◆ OBJECTIVE:
Below are the records; locate each line with the word "Scadenza" and copy it.

::::

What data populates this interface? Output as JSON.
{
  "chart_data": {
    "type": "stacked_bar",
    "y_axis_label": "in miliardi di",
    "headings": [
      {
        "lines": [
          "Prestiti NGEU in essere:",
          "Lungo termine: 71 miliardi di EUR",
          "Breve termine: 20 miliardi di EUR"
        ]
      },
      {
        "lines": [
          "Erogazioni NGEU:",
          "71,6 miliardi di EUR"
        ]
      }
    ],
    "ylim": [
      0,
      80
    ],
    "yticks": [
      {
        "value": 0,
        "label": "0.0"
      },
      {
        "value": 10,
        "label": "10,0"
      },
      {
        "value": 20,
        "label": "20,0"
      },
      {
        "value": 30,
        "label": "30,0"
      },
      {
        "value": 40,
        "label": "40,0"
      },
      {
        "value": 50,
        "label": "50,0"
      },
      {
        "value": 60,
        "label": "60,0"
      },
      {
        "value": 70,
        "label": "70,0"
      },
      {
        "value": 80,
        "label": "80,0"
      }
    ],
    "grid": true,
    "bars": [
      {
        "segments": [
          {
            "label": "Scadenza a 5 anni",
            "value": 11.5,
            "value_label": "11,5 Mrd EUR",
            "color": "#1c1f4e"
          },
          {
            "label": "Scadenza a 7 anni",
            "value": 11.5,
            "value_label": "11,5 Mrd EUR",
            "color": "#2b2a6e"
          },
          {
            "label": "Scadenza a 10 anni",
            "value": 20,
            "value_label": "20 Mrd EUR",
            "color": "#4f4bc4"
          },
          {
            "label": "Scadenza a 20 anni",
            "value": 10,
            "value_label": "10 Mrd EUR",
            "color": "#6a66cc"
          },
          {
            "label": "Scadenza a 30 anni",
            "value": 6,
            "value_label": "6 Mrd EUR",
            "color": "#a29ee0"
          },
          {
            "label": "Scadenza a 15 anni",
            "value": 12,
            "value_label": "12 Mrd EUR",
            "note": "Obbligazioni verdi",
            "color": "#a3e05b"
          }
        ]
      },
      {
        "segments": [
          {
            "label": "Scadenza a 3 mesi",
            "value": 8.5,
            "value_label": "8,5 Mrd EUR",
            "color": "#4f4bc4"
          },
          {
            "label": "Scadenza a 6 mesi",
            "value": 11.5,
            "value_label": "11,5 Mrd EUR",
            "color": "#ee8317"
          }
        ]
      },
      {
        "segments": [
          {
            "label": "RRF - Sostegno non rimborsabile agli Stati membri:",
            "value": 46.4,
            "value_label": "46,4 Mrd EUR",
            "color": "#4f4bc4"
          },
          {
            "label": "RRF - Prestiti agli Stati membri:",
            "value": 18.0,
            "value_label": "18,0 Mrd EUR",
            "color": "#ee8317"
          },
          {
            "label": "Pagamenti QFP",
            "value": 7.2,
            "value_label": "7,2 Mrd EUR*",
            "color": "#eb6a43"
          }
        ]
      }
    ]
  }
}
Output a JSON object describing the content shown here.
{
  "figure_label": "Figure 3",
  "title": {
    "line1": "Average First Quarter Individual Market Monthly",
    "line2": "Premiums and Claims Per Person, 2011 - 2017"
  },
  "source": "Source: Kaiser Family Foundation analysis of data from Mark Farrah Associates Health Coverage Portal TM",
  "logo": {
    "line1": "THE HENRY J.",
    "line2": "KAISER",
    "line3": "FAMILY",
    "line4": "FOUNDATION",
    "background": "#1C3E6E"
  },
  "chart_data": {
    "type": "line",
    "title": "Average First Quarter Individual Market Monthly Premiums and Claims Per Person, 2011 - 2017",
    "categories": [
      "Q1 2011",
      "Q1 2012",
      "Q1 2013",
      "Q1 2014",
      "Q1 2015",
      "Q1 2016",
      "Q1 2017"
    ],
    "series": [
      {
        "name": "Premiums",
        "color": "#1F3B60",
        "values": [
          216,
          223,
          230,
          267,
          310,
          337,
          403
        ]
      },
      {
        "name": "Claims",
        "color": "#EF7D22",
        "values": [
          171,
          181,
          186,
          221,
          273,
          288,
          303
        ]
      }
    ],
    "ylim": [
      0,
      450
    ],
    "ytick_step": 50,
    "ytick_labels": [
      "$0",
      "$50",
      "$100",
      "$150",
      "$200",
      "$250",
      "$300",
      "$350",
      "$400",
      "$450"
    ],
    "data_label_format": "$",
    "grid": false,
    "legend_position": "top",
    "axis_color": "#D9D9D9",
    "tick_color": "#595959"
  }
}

::::

◆ THE OUTPUT:
            "label": "Scadenza a 5 anni",
            "label": "Scadenza a 7 anni",
            "label": "Scadenza a 10 anni",
            "label": "Scadenza a 20 anni",
            "label": "Scadenza a 30 anni",
            "label": "Scadenza a 15 anni",
            "label": "Scadenza a 3 mesi",
            "label": "Scadenza a 6 mesi",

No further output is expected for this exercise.